» SET PROBLEM: Read the listing and extract each line that includes the word "Built".

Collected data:
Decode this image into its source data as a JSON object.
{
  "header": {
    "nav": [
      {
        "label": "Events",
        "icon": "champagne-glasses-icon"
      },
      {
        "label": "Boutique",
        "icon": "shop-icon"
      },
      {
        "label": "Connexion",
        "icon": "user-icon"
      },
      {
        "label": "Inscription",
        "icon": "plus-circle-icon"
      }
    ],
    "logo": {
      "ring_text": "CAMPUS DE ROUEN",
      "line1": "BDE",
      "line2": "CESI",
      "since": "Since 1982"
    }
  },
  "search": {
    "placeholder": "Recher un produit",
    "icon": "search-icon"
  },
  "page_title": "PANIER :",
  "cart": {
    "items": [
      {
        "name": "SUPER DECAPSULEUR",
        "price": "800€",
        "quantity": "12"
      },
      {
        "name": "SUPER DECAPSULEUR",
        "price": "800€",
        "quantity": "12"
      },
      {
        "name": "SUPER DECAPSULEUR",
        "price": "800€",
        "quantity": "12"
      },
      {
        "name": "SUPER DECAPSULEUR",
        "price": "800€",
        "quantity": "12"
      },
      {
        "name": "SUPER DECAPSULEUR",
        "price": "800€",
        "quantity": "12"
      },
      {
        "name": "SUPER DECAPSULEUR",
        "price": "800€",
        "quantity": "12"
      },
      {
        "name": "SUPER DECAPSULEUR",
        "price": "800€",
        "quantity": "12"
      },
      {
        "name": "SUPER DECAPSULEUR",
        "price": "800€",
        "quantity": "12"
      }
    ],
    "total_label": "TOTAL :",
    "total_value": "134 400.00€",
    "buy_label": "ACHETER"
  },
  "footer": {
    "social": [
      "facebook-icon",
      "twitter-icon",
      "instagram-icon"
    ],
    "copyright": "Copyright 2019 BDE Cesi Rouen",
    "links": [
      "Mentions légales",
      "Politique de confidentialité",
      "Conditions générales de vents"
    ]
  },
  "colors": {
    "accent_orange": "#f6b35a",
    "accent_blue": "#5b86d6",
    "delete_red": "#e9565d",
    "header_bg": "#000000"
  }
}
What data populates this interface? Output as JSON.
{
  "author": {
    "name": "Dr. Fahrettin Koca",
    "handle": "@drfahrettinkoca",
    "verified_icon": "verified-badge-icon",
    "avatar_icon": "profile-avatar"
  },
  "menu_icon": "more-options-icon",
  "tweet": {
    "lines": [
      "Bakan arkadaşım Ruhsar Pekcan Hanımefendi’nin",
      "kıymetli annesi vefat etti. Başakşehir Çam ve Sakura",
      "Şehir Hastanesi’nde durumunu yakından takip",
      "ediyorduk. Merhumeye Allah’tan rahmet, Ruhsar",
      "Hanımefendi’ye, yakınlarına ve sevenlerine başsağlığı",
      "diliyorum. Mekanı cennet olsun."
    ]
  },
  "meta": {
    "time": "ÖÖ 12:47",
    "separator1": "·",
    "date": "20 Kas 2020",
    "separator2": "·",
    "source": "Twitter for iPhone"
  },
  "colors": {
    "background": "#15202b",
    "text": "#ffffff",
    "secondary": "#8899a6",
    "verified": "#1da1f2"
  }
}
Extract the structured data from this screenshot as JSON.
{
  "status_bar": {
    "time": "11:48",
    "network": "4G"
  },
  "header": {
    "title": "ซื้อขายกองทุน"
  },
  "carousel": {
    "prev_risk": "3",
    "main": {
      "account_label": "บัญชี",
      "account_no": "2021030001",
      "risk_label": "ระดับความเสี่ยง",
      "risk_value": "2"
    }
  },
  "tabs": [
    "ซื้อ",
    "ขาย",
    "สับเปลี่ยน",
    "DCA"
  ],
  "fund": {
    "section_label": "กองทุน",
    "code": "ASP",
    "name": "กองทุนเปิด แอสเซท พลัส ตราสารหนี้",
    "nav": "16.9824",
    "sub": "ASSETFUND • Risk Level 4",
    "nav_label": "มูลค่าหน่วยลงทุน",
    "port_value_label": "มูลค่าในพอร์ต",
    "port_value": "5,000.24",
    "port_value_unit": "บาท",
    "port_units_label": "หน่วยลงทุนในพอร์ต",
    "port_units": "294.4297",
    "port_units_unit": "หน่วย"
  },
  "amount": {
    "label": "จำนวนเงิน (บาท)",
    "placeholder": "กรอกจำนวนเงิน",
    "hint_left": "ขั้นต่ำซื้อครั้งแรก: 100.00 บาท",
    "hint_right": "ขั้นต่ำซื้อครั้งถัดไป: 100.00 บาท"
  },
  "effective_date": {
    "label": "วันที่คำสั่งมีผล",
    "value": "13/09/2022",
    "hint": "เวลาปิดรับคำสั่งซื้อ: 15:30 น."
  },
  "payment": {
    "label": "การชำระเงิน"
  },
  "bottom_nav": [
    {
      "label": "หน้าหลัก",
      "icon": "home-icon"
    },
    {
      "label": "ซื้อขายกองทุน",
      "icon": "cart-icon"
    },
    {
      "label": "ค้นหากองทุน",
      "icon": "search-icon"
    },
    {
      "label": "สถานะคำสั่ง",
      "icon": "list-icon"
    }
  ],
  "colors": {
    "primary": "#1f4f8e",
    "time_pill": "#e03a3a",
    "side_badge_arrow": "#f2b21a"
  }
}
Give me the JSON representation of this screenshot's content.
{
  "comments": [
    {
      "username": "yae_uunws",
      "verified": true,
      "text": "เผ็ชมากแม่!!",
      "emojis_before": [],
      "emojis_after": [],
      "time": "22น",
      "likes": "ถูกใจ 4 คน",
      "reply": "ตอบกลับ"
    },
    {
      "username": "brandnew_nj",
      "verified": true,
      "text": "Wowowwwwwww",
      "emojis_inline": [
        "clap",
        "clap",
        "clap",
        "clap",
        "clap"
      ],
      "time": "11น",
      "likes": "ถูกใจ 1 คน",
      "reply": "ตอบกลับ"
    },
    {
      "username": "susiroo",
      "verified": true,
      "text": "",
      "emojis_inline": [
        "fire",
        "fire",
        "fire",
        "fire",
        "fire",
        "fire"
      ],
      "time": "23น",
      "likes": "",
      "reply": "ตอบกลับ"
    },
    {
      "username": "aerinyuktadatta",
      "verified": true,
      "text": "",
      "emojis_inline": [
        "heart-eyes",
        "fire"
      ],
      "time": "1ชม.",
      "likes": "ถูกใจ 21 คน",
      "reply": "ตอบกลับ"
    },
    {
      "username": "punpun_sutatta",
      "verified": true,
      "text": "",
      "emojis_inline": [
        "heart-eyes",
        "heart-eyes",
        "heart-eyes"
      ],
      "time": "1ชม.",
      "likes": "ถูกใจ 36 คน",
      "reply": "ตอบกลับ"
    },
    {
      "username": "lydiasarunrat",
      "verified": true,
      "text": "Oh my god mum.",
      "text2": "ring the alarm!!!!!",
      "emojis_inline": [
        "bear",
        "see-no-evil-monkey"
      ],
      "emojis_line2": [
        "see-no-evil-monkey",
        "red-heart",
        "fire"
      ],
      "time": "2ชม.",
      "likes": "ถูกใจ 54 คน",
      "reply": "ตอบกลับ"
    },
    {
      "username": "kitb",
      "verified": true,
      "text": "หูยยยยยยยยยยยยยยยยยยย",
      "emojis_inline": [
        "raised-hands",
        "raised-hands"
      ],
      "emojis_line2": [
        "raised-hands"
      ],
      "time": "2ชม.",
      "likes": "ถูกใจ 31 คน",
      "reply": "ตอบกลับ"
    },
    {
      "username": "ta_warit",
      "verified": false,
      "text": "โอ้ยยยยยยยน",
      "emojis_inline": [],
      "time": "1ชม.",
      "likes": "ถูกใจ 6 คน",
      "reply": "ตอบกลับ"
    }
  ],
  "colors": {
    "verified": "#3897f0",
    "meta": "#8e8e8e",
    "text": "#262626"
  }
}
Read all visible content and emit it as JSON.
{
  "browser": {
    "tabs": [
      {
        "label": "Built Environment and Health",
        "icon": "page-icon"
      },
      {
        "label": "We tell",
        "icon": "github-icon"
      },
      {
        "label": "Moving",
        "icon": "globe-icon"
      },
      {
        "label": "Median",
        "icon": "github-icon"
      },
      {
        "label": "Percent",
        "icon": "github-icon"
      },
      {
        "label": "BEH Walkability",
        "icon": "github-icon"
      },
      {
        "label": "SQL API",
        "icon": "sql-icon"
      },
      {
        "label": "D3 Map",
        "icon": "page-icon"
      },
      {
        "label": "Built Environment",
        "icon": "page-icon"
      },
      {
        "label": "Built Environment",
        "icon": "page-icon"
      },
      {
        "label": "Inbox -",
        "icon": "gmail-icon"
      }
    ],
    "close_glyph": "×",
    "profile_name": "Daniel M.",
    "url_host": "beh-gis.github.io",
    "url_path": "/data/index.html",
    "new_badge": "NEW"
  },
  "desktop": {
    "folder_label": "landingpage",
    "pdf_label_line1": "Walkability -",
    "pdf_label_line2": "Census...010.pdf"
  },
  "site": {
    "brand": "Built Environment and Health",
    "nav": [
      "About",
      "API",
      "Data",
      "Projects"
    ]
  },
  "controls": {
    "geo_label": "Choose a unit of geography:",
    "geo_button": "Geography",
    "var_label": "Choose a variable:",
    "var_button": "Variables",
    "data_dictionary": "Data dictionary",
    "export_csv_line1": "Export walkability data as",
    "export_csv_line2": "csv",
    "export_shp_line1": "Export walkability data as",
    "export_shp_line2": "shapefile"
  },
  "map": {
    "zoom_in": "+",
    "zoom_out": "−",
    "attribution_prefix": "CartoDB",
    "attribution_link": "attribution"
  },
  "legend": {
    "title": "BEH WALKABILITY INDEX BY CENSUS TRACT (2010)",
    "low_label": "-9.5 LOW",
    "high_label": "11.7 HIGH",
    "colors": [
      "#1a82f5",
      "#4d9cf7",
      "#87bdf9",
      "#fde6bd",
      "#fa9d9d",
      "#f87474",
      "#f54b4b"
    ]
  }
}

» CORRECT RESULT:
        "label": "Built Environment and Health",
        "label": "Built Environment",
        "label": "Built Environment",
    "brand": "Built Environment and Health",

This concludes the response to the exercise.